REQUIREMENTS: Copy each of the entries below line for line, with no changes.

MATERIAL FOR THIS EXERCISE:
——

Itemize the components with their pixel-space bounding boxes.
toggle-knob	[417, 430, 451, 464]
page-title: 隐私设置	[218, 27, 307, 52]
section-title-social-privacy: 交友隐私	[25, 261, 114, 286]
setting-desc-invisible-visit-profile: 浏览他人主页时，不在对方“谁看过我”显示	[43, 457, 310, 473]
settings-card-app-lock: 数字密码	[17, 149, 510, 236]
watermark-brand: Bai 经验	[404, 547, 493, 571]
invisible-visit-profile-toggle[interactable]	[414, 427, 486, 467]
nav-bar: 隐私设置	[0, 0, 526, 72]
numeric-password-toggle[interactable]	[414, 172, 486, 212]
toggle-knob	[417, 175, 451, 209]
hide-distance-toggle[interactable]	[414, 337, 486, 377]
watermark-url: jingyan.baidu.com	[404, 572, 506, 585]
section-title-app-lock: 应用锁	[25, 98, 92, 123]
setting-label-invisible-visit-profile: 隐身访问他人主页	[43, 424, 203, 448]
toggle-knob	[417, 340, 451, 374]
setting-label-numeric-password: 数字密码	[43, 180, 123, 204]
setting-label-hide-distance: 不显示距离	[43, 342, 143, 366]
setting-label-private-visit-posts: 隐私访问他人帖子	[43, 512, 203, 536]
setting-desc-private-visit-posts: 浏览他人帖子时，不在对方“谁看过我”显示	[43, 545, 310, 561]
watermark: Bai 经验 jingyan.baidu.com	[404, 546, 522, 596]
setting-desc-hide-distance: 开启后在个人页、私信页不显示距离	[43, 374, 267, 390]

——

THE COMPLETED TASK:
Itemize the components with their pixel-space bounding boxes.
toggle-knob	[417, 430, 451, 464]
page-title: 隐私设置	[218, 27, 307, 52]
section-title-social-privacy: 交友隐私	[25, 261, 114, 286]
setting-desc-invisible-visit-profile: 浏览他人主页时，不在对方“谁看过我”显示	[43, 457, 310, 473]
settings-card-app-lock: 数字密码	[17, 149, 510, 236]
watermark-brand: Bai 经验	[404, 547, 493, 571]
invisible-visit-profile-toggle[interactable]	[414, 427, 486, 467]
nav-bar: 隐私设置	[0, 0, 526, 72]
numeric-password-toggle[interactable]	[414, 172, 486, 212]
toggle-knob	[417, 175, 451, 209]
hide-distance-toggle[interactable]	[414, 337, 486, 377]
watermark-url: jingyan.baidu.com	[404, 572, 506, 585]
section-title-app-lock: 应用锁	[25, 98, 92, 123]
setting-label-invisible-visit-profile: 隐身访问他人主页	[43, 424, 203, 448]
toggle-knob	[417, 340, 451, 374]
setting-label-numeric-password: 数字密码	[43, 180, 123, 204]
setting-label-hide-distance: 不显示距离	[43, 342, 143, 366]
setting-label-private-visit-posts: 隐私访问他人帖子	[43, 512, 203, 536]
setting-desc-private-visit-posts: 浏览他人帖子时，不在对方“谁看过我”显示	[43, 545, 310, 561]
watermark: Bai 经验 jingyan.baidu.com	[404, 546, 522, 596]
setting-desc-hide-distance: 开启后在个人页、私信页不显示距离	[43, 374, 267, 390]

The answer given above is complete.